Stored items -

::::::::

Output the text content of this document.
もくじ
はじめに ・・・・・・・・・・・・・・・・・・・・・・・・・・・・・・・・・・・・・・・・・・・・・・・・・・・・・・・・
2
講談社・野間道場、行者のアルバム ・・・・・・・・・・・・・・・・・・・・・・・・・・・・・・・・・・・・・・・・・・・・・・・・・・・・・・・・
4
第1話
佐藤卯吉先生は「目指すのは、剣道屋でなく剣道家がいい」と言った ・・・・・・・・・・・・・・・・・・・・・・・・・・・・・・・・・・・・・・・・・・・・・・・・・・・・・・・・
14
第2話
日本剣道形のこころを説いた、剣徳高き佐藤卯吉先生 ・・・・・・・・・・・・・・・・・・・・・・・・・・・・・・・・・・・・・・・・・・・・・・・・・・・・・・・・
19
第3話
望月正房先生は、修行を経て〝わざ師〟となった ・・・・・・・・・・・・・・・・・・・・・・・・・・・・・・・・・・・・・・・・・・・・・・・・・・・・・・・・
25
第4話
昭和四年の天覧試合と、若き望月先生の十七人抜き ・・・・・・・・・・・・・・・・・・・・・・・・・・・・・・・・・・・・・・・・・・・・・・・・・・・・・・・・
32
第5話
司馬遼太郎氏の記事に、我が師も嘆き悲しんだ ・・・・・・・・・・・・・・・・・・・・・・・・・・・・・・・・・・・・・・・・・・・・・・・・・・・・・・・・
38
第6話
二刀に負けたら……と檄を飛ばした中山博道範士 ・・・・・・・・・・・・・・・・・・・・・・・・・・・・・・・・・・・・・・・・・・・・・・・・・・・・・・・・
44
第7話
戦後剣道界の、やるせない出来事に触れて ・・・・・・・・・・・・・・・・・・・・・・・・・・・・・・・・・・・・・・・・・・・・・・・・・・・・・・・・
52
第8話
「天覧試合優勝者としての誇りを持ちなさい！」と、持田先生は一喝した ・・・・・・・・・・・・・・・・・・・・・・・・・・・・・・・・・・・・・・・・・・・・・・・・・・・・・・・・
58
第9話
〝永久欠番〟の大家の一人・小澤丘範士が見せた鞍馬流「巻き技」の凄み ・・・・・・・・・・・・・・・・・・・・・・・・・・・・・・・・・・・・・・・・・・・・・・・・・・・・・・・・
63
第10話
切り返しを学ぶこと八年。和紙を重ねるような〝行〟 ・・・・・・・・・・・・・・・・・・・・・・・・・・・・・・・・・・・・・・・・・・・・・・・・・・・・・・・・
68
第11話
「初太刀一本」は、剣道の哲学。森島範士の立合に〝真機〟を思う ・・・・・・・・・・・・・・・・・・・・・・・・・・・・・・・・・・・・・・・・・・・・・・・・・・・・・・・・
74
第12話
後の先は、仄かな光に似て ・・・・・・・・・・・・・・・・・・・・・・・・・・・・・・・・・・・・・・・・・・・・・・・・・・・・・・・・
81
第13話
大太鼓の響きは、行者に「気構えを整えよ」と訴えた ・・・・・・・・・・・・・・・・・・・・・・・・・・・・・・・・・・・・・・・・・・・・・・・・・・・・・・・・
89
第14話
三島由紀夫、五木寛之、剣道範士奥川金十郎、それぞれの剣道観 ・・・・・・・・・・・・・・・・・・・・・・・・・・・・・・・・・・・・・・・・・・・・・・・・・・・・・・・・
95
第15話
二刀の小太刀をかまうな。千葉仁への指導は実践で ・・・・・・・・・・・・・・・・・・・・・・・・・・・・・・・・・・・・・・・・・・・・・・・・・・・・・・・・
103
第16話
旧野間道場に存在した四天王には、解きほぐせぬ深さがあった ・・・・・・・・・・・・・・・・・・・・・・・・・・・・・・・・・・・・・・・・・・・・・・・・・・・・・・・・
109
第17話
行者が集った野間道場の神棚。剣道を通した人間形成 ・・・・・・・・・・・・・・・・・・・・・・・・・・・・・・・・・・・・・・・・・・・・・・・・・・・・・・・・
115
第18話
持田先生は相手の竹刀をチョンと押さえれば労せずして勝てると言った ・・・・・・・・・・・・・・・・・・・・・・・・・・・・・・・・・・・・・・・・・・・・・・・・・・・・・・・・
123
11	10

::::::::

Instructions to follow - Retype the records above exactly.

Result of this exercise -
Output the text content of this document.
もくじ
はじめに ・・・・・・・・・・・・・・・・・・・・・・・・・・・・・・・・・・・・・・・・・・・・・・・・・・・・・・・・
2
講談社・野間道場、行者のアルバム ・・・・・・・・・・・・・・・・・・・・・・・・・・・・・・・・・・・・・・・・・・・・・・・・・・・・・・・・
4
第1話
佐藤卯吉先生は「目指すのは、剣道屋でなく剣道家がいい」と言った ・・・・・・・・・・・・・・・・・・・・・・・・・・・・・・・・・・・・・・・・・・・・・・・・・・・・・・・・
14
第2話
日本剣道形のこころを説いた、剣徳高き佐藤卯吉先生 ・・・・・・・・・・・・・・・・・・・・・・・・・・・・・・・・・・・・・・・・・・・・・・・・・・・・・・・・
19
第3話
望月正房先生は、修行を経て〝わざ師〟となった ・・・・・・・・・・・・・・・・・・・・・・・・・・・・・・・・・・・・・・・・・・・・・・・・・・・・・・・・
25
第4話
昭和四年の天覧試合と、若き望月先生の十七人抜き ・・・・・・・・・・・・・・・・・・・・・・・・・・・・・・・・・・・・・・・・・・・・・・・・・・・・・・・・
32
第5話
司馬遼太郎氏の記事に、我が師も嘆き悲しんだ ・・・・・・・・・・・・・・・・・・・・・・・・・・・・・・・・・・・・・・・・・・・・・・・・・・・・・・・・
38
第6話
二刀に負けたら……と檄を飛ばした中山博道範士 ・・・・・・・・・・・・・・・・・・・・・・・・・・・・・・・・・・・・・・・・・・・・・・・・・・・・・・・・
44
第7話
戦後剣道界の、やるせない出来事に触れて ・・・・・・・・・・・・・・・・・・・・・・・・・・・・・・・・・・・・・・・・・・・・・・・・・・・・・・・・
52
第8話
「天覧試合優勝者としての誇りを持ちなさい！」と、持田先生は一喝した ・・・・・・・・・・・・・・・・・・・・・・・・・・・・・・・・・・・・・・・・・・・・・・・・・・・・・・・・
58
第9話
〝永久欠番〟の大家の一人・小澤丘範士が見せた鞍馬流「巻き技」の凄み ・・・・・・・・・・・・・・・・・・・・・・・・・・・・・・・・・・・・・・・・・・・・・・・・・・・・・・・・
63
第10話
切り返しを学ぶこと八年。和紙を重ねるような〝行〟 ・・・・・・・・・・・・・・・・・・・・・・・・・・・・・・・・・・・・・・・・・・・・・・・・・・・・・・・・
68
第11話
「初太刀一本」は、剣道の哲学。森島範士の立合に〝真機〟を思う ・・・・・・・・・・・・・・・・・・・・・・・・・・・・・・・・・・・・・・・・・・・・・・・・・・・・・・・・
74
第12話
後の先は、仄かな光に似て ・・・・・・・・・・・・・・・・・・・・・・・・・・・・・・・・・・・・・・・・・・・・・・・・・・・・・・・・
81
第13話
大太鼓の響きは、行者に「気構えを整えよ」と訴えた ・・・・・・・・・・・・・・・・・・・・・・・・・・・・・・・・・・・・・・・・・・・・・・・・・・・・・・・・
89
第14話
三島由紀夫、五木寛之、剣道範士奥川金十郎、それぞれの剣道観 ・・・・・・・・・・・・・・・・・・・・・・・・・・・・・・・・・・・・・・・・・・・・・・・・・・・・・・・・
95
第15話
二刀の小太刀をかまうな。千葉仁への指導は実践で ・・・・・・・・・・・・・・・・・・・・・・・・・・・・・・・・・・・・・・・・・・・・・・・・・・・・・・・・
103
第16話
旧野間道場に存在した四天王には、解きほぐせぬ深さがあった ・・・・・・・・・・・・・・・・・・・・・・・・・・・・・・・・・・・・・・・・・・・・・・・・・・・・・・・・
109
第17話
行者が集った野間道場の神棚。剣道を通した人間形成 ・・・・・・・・・・・・・・・・・・・・・・・・・・・・・・・・・・・・・・・・・・・・・・・・・・・・・・・・
115
第18話
持田先生は相手の竹刀をチョンと押さえれば労せずして勝てると言った ・・・・・・・・・・・・・・・・・・・・・・・・・・・・・・・・・・・・・・・・・・・・・・・・・・・・・・・・
123
11	10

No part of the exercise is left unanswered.